Data items:
— START —

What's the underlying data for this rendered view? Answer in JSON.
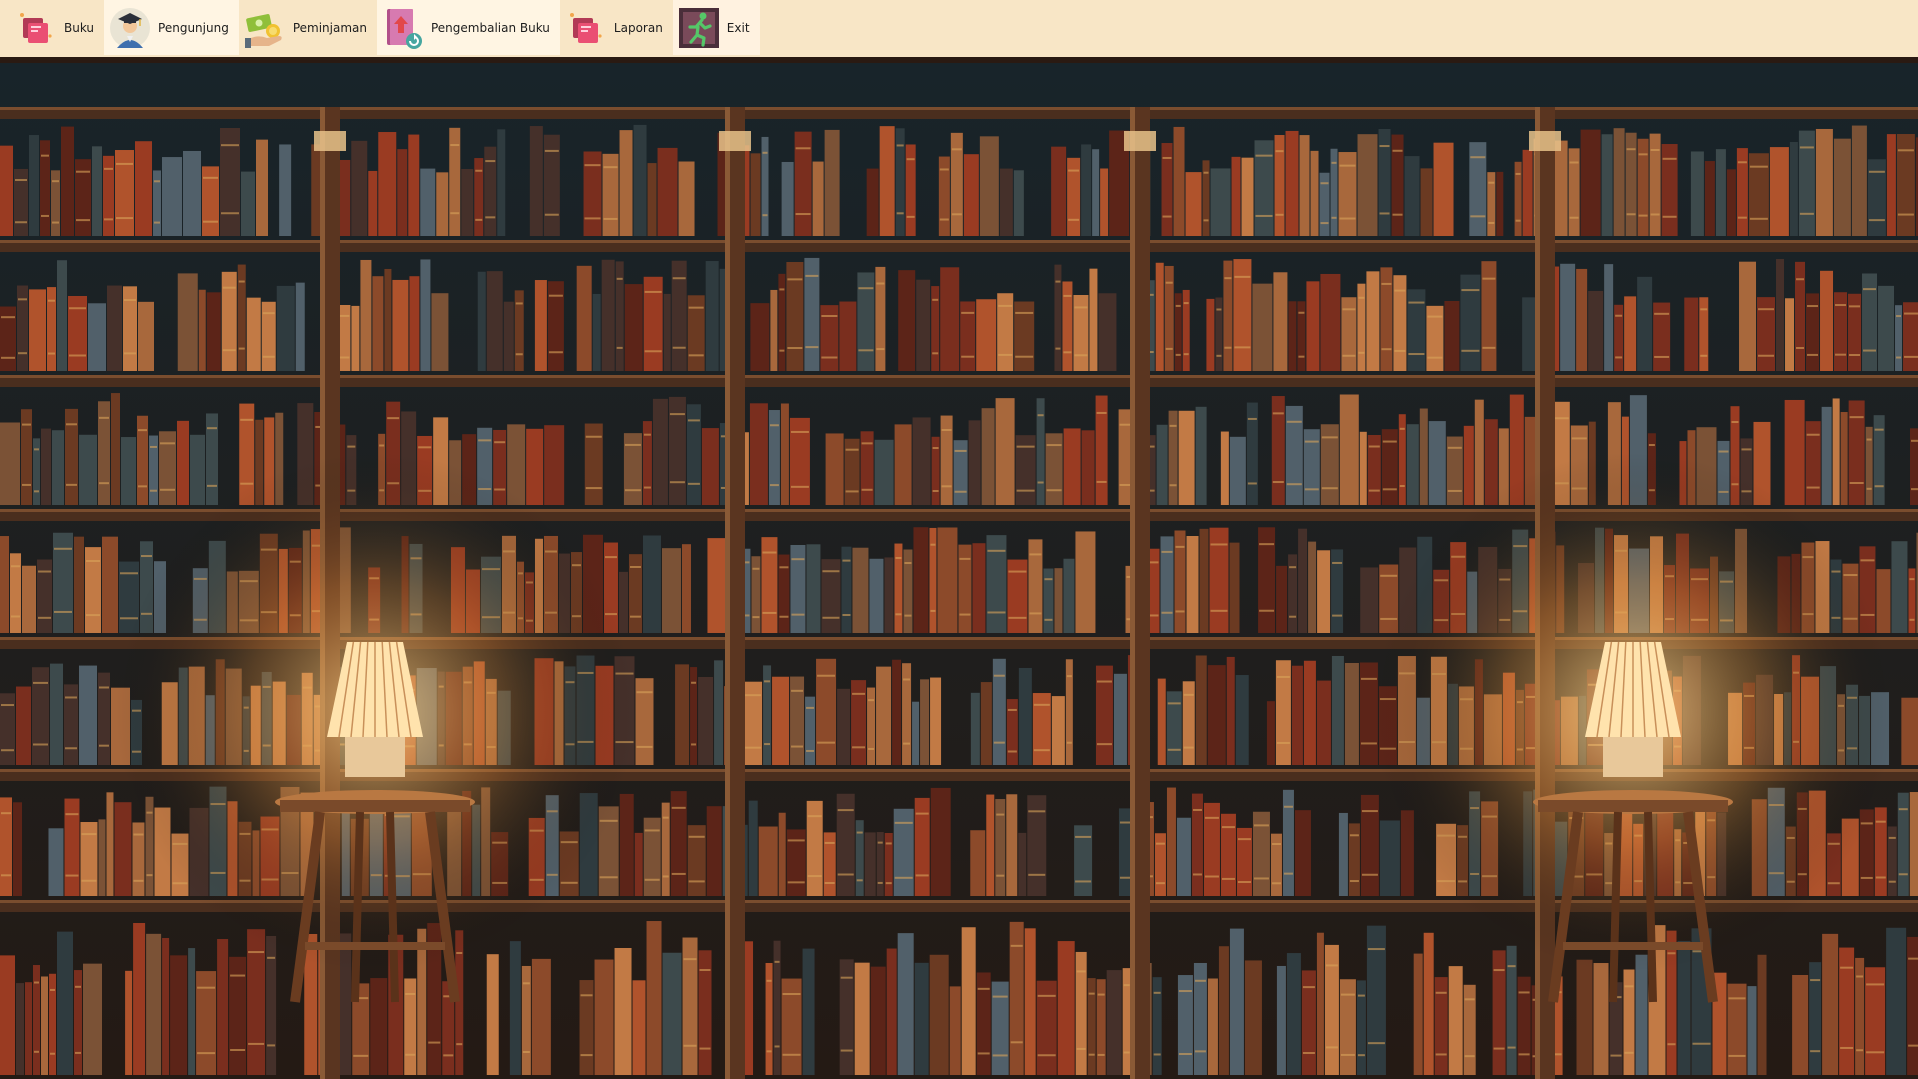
{
  "toolbar": {
    "items": [
      {
        "label": "Buku",
        "icon": "book-stack-icon",
        "color": "#e24a6b"
      },
      {
        "label": "Pengunjung",
        "icon": "graduate-visitor-icon",
        "color": "#3f6fae"
      },
      {
        "label": "Peminjaman",
        "icon": "money-hand-icon",
        "color": "#8fbf3a"
      },
      {
        "label": "Pengembalian Buku",
        "icon": "book-return-icon",
        "color": "#b2508a"
      },
      {
        "label": "Laporan",
        "icon": "report-book-icon",
        "color": "#e24a6b"
      },
      {
        "label": "Exit",
        "icon": "exit-running-man-icon",
        "color": "#3fae55"
      }
    ],
    "background": "#f8e6c6"
  },
  "background_image": {
    "subject": "library bookshelf wallpaper with two glowing table lamps"
  }
}
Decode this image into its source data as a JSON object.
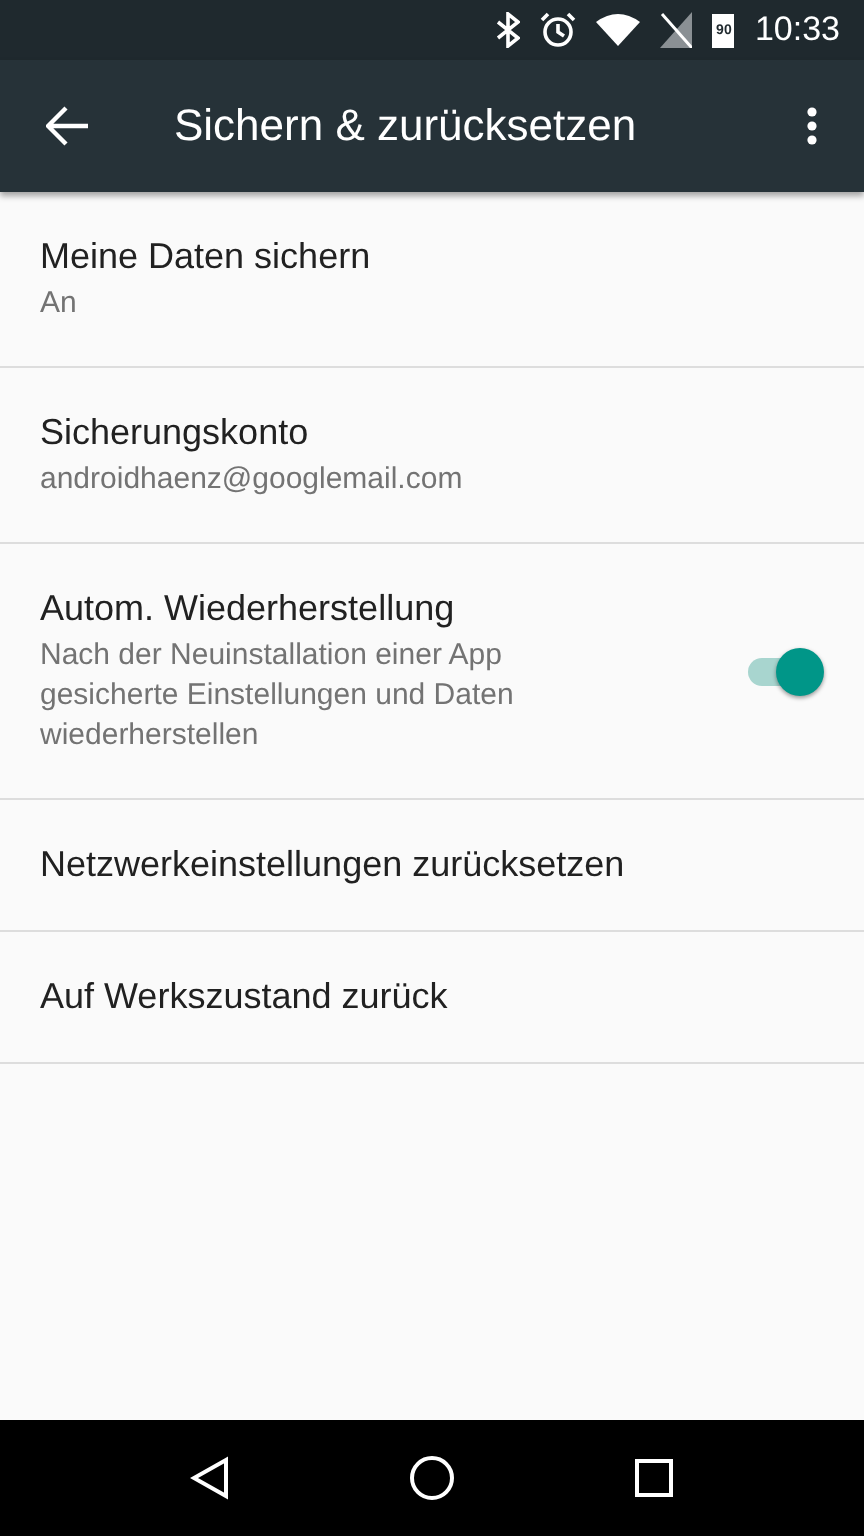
{
  "status_bar": {
    "battery": "90",
    "time": "10:33"
  },
  "toolbar": {
    "title": "Sichern & zurücksetzen"
  },
  "items": [
    {
      "kind": "text",
      "title": "Meine Daten sichern",
      "summary": "An"
    },
    {
      "kind": "text",
      "title": "Sicherungskonto",
      "summary": "androidhaenz@googlemail.com"
    },
    {
      "kind": "switch",
      "title": "Autom. Wiederherstellung",
      "summary": "Nach der Neuinstallation einer App gesicherte Einstellungen und Daten wiederherstellen",
      "on": true
    },
    {
      "kind": "text",
      "title": "Netzwerkeinstellungen zurücksetzen"
    },
    {
      "kind": "text",
      "title": "Auf Werkszustand zurück"
    }
  ]
}
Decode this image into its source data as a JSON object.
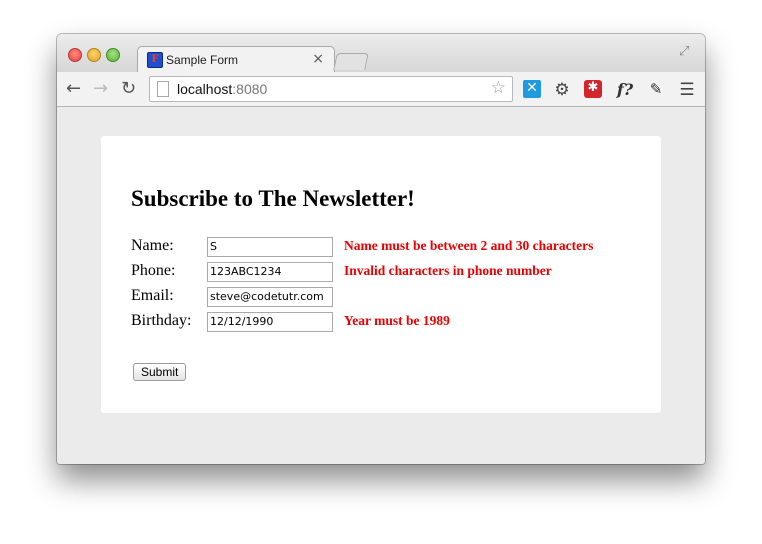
{
  "browser": {
    "tab_title": "Sample Form",
    "tab_close": "×",
    "url_host": "localhost",
    "url_port": ":8080",
    "icons": [
      "back-arrow-icon",
      "forward-arrow-icon",
      "reload-icon",
      "page-icon",
      "star-icon",
      "extension-x-icon",
      "gear-icon",
      "lastpass-icon",
      "font-finder-icon",
      "eyedropper-icon",
      "menu-icon",
      "fullscreen-icon"
    ]
  },
  "form": {
    "heading": "Subscribe to The Newsletter!",
    "fields": [
      {
        "label": "Name:",
        "value": "S",
        "error": "Name must be between 2 and 30 characters"
      },
      {
        "label": "Phone:",
        "value": "123ABC1234",
        "error": "Invalid characters in phone number"
      },
      {
        "label": "Email:",
        "value": "steve@codetutr.com",
        "error": ""
      },
      {
        "label": "Birthday:",
        "value": "12/12/1990",
        "error": "Year must be 1989"
      }
    ],
    "submit_label": "Submit"
  },
  "colors": {
    "error": "#ee0000",
    "viewport_bg": "#ebebeb",
    "card_bg": "#ffffff"
  }
}
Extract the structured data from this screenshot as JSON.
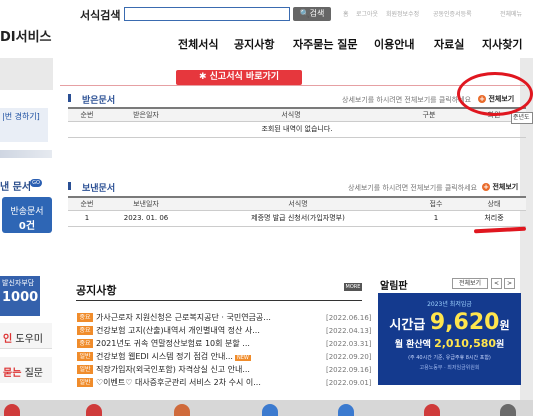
{
  "header": {
    "brand": "DI서비스",
    "search_label": "서식검색",
    "search_value": "",
    "search_button": "검색",
    "util_links": [
      "홈",
      "로그아웃",
      "회원정보수정",
      "공동인증서등록",
      "전체메뉴"
    ]
  },
  "nav": [
    "전체서식",
    "공지사항",
    "자주묻는 질문",
    "이용안내",
    "자료실",
    "지사찾기"
  ],
  "left": {
    "account_label": "|번 경하기]",
    "doc_label": "낸 문서",
    "go_badge": "GO",
    "banner_line1": "반송문서",
    "banner_line2": "0건",
    "bottom_small": "발신자부담",
    "bottom_big": "1000",
    "help1_prefix": "인",
    "help1_suffix": "도우미",
    "help2_prefix": "묻는",
    "help2_suffix": "질문"
  },
  "shortcut_tab": "신고서식 바로가기",
  "received": {
    "title": "받은문서",
    "hint": "상세보기를 하시려면 전체보기를 클릭하세요",
    "more": "전체보기",
    "columns": [
      "순번",
      "받은일자",
      "서식명",
      "구분",
      "회원"
    ],
    "empty_message": "조회된 내역이 없습니다.",
    "tooltip": "준년도"
  },
  "sent": {
    "title": "보낸문서",
    "hint": "상세보기를 하시려면 전체보기를 클릭하세요",
    "more": "전체보기",
    "columns": [
      "순번",
      "보낸일자",
      "서식명",
      "접수",
      "상태"
    ],
    "rows": [
      {
        "no": "1",
        "date": "2023. 01. 06",
        "form": "제증명 발급 신청서(가입자명부)",
        "receipt": "1",
        "status": "처리중"
      }
    ]
  },
  "notice": {
    "title": "공지사항",
    "more_badge": "MORE",
    "items": [
      {
        "tag": "중요",
        "text": "가사근로자 지원신청은 근로복지공단 · 국민연금공...",
        "date": "[2022.06.16]",
        "new": ""
      },
      {
        "tag": "중요",
        "text": "건강보험 고지(산출)내역서 개인별내역 정산 사...",
        "date": "[2022.04.13]",
        "new": ""
      },
      {
        "tag": "중요",
        "text": "2021년도 귀속 연말정산보험료 10회 분할 ...",
        "date": "[2022.03.31]",
        "new": ""
      },
      {
        "tag": "일반",
        "text": "건강보험 웹EDI 시스템 정기 점검 안내...",
        "date": "[2022.09.20]",
        "new": "NEW"
      },
      {
        "tag": "일반",
        "text": "직장가입자(외국인포함) 자격상실 신고 안내...",
        "date": "[2022.09.16]",
        "new": ""
      },
      {
        "tag": "일반",
        "text": "♡이벤트♡ 대사증후군관리 서비스 2차 수시 이...",
        "date": "[2022.09.01]",
        "new": ""
      }
    ]
  },
  "board": {
    "title": "알림판",
    "all_button": "전체보기",
    "prev": "<",
    "next": ">",
    "wage_caption": "2023년 최저임금",
    "wage_prefix": "시간급",
    "wage_amount": "9,620",
    "wage_unit": "원",
    "monthly_prefix": "월 환산액",
    "monthly_amount": "2,010,580",
    "monthly_unit": "원",
    "note": "(주 40시간 기준, 유급주휴 8시간 포함)",
    "org": "고용노동부 · 최저임금위원회"
  },
  "colors": {
    "accent_red": "#e6373d",
    "brand_blue": "#2a4f94",
    "annotation_red": "#e0161f",
    "tag_orange": "#f08c2b"
  }
}
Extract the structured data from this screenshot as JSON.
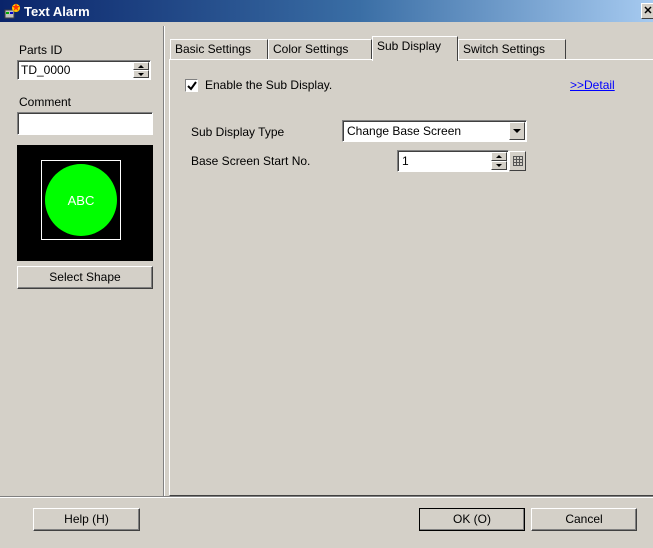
{
  "window": {
    "title": "Text Alarm",
    "close_glyph": "✕"
  },
  "sidebar": {
    "parts_id_label": "Parts ID",
    "parts_id_value": "TD_0000",
    "comment_label": "Comment",
    "comment_value": "",
    "preview_text": "ABC",
    "preview_shape_color": "#00ff00",
    "select_shape_label": "Select Shape"
  },
  "tabs": [
    {
      "label": "Basic Settings",
      "active": false
    },
    {
      "label": "Color Settings",
      "active": false
    },
    {
      "label": "Sub Display",
      "active": true
    },
    {
      "label": "Switch Settings",
      "active": false
    }
  ],
  "sub_display": {
    "enable_label": "Enable the Sub Display.",
    "enable_checked": true,
    "detail_link": ">>Detail",
    "type_label": "Sub Display Type",
    "type_value": "Change Base Screen",
    "start_label": "Base Screen Start No.",
    "start_value": "1"
  },
  "footer": {
    "help_label": "Help (H)",
    "ok_label": "OK (O)",
    "cancel_label": "Cancel"
  }
}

— END —

Find the lines that include the string "zurücksetzen", then copy each of them.

Solution for this problem:
    "title": "Sichern & zurücksetzen"
      "title": "Netzwerkeinstellungen zurücksetzen"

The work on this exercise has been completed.